Data records
══════════

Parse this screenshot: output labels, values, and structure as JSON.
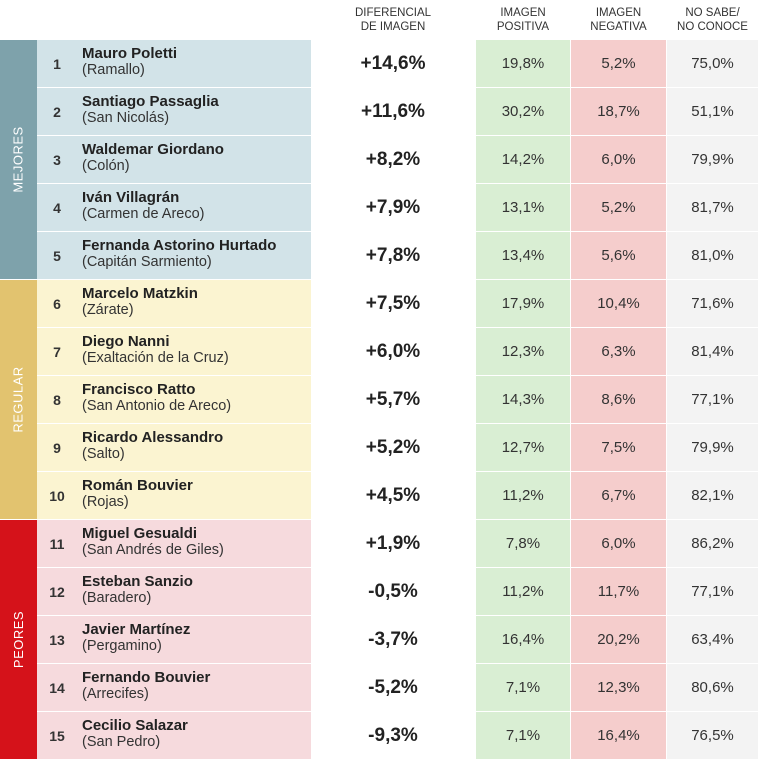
{
  "header": {
    "columns": [
      "DIFERENCIAL DE IMAGEN",
      "IMAGEN POSITIVA",
      "IMAGEN NEGATIVA",
      "NO SABE/ NO CONOCE"
    ]
  },
  "groups": [
    {
      "label": "MEJORES",
      "rows": [
        [
          "1",
          "Mauro Poletti",
          "(Ramallo)",
          "+14,6%",
          "19,8%",
          "5,2%",
          "75,0%"
        ],
        [
          "2",
          "Santiago Passaglia",
          "(San Nicolás)",
          "+11,6%",
          "30,2%",
          "18,7%",
          "51,1%"
        ],
        [
          "3",
          "Waldemar Giordano",
          "(Colón)",
          "+8,2%",
          "14,2%",
          "6,0%",
          "79,9%"
        ],
        [
          "4",
          "Iván Villagrán",
          "(Carmen de Areco)",
          "+7,9%",
          "13,1%",
          "5,2%",
          "81,7%"
        ],
        [
          "5",
          "Fernanda Astorino Hurtado",
          "(Capitán Sarmiento)",
          "+7,8%",
          "13,4%",
          "5,6%",
          "81,0%"
        ]
      ]
    },
    {
      "label": "REGULAR",
      "rows": [
        [
          "6",
          "Marcelo Matzkin",
          "(Zárate)",
          "+7,5%",
          "17,9%",
          "10,4%",
          "71,6%"
        ],
        [
          "7",
          "Diego Nanni",
          "(Exaltación de la Cruz)",
          "+6,0%",
          "12,3%",
          "6,3%",
          "81,4%"
        ],
        [
          "8",
          "Francisco Ratto",
          "(San Antonio de Areco)",
          "+5,7%",
          "14,3%",
          "8,6%",
          "77,1%"
        ],
        [
          "9",
          "Ricardo Alessandro",
          "(Salto)",
          "+5,2%",
          "12,7%",
          "7,5%",
          "79,9%"
        ],
        [
          "10",
          "Román Bouvier",
          "(Rojas)",
          "+4,5%",
          "11,2%",
          "6,7%",
          "82,1%"
        ]
      ]
    },
    {
      "label": "PEORES",
      "rows": [
        [
          "11",
          "Miguel Gesualdi",
          "(San Andrés de Giles)",
          "+1,9%",
          "7,8%",
          "6,0%",
          "86,2%"
        ],
        [
          "12",
          "Esteban Sanzio",
          "(Baradero)",
          "-0,5%",
          "11,2%",
          "11,7%",
          "77,1%"
        ],
        [
          "13",
          "Javier Martínez",
          "(Pergamino)",
          "-3,7%",
          "16,4%",
          "20,2%",
          "63,4%"
        ],
        [
          "14",
          "Fernando Bouvier",
          "(Arrecifes)",
          "-5,2%",
          "7,1%",
          "12,3%",
          "80,6%"
        ],
        [
          "15",
          "Cecilio Salazar",
          "(San Pedro)",
          "-9,3%",
          "7,1%",
          "16,4%",
          "76,5%"
        ]
      ]
    }
  ]
}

══════════

Copy every record above exactly as written, but leave out the pictures.

Parse this screenshot: output labels, values, and structure as JSON.
{
  "header": {
    "columns": [
      "DIFERENCIAL DE IMAGEN",
      "IMAGEN POSITIVA",
      "IMAGEN NEGATIVA",
      "NO SABE/ NO CONOCE"
    ]
  },
  "groups": [
    {
      "label": "MEJORES",
      "rows": [
        [
          "1",
          "Mauro Poletti",
          "(Ramallo)",
          "+14,6%",
          "19,8%",
          "5,2%",
          "75,0%"
        ],
        [
          "2",
          "Santiago Passaglia",
          "(San Nicolás)",
          "+11,6%",
          "30,2%",
          "18,7%",
          "51,1%"
        ],
        [
          "3",
          "Waldemar Giordano",
          "(Colón)",
          "+8,2%",
          "14,2%",
          "6,0%",
          "79,9%"
        ],
        [
          "4",
          "Iván Villagrán",
          "(Carmen de Areco)",
          "+7,9%",
          "13,1%",
          "5,2%",
          "81,7%"
        ],
        [
          "5",
          "Fernanda Astorino Hurtado",
          "(Capitán Sarmiento)",
          "+7,8%",
          "13,4%",
          "5,6%",
          "81,0%"
        ]
      ]
    },
    {
      "label": "REGULAR",
      "rows": [
        [
          "6",
          "Marcelo Matzkin",
          "(Zárate)",
          "+7,5%",
          "17,9%",
          "10,4%",
          "71,6%"
        ],
        [
          "7",
          "Diego Nanni",
          "(Exaltación de la Cruz)",
          "+6,0%",
          "12,3%",
          "6,3%",
          "81,4%"
        ],
        [
          "8",
          "Francisco Ratto",
          "(San Antonio de Areco)",
          "+5,7%",
          "14,3%",
          "8,6%",
          "77,1%"
        ],
        [
          "9",
          "Ricardo Alessandro",
          "(Salto)",
          "+5,2%",
          "12,7%",
          "7,5%",
          "79,9%"
        ],
        [
          "10",
          "Román Bouvier",
          "(Rojas)",
          "+4,5%",
          "11,2%",
          "6,7%",
          "82,1%"
        ]
      ]
    },
    {
      "label": "PEORES",
      "rows": [
        [
          "11",
          "Miguel Gesualdi",
          "(San Andrés de Giles)",
          "+1,9%",
          "7,8%",
          "6,0%",
          "86,2%"
        ],
        [
          "12",
          "Esteban Sanzio",
          "(Baradero)",
          "-0,5%",
          "11,2%",
          "11,7%",
          "77,1%"
        ],
        [
          "13",
          "Javier Martínez",
          "(Pergamino)",
          "-3,7%",
          "16,4%",
          "20,2%",
          "63,4%"
        ],
        [
          "14",
          "Fernando Bouvier",
          "(Arrecifes)",
          "-5,2%",
          "7,1%",
          "12,3%",
          "80,6%"
        ],
        [
          "15",
          "Cecilio Salazar",
          "(San Pedro)",
          "-9,3%",
          "7,1%",
          "16,4%",
          "76,5%"
        ]
      ]
    }
  ]
}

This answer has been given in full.